++++ Provided information
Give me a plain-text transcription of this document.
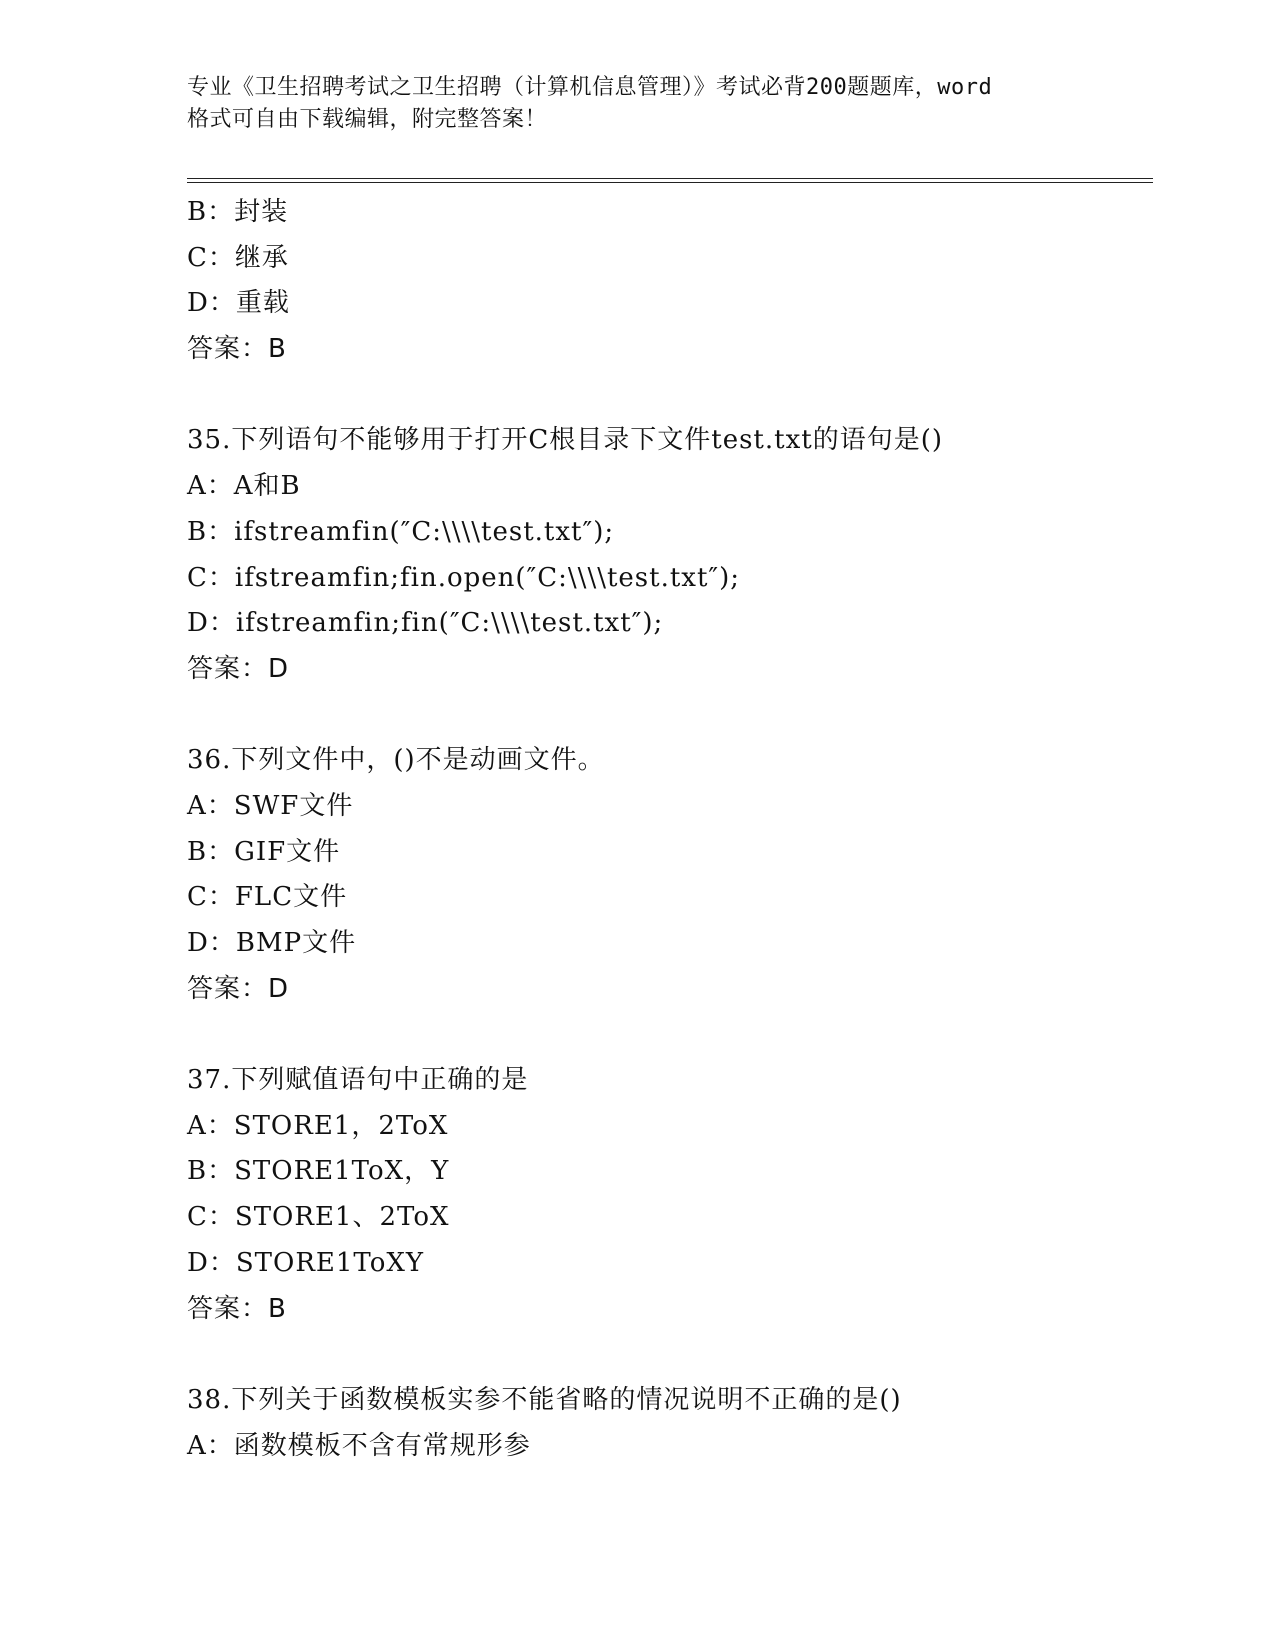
专业《卫生招聘考试之卫生招聘（计算机信息管理）》考试必背200题题库，word
格式可自由下载编辑，附完整答案！
B：封装
C：继承
D：重载
答案：B
35.下列语句不能够用于打开C根目录下文件test.txt的语句是()
A：A和B
B：ifstreamfin(″C:\\\\test.txt″);
C：ifstreamfin;fin.open(″C:\\\\test.txt″);
D：ifstreamfin;fin(″C:\\\\test.txt″);
答案：D
36.下列文件中，()不是动画文件。
A：SWF文件
B：GIF文件
C：FLC文件
D：BMP文件
答案：D
37.下列赋值语句中正确的是
A：STORE1，2ToX
B：STORE1ToX，Y
C：STORE1、2ToX
D：STORE1ToXY
答案：B
38.下列关于函数模板实参不能省略的情况说明不正确的是()
A：函数模板不含有常规形参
++++++++
_Requirement_
Your task is to collect every line above that contains the word "ifstreamfin".

_Output for this task_
B：ifstreamfin(″C:\\\\test.txt″);
C：ifstreamfin;fin.open(″C:\\\\test.txt″);
D：ifstreamfin;fin(″C:\\\\test.txt″);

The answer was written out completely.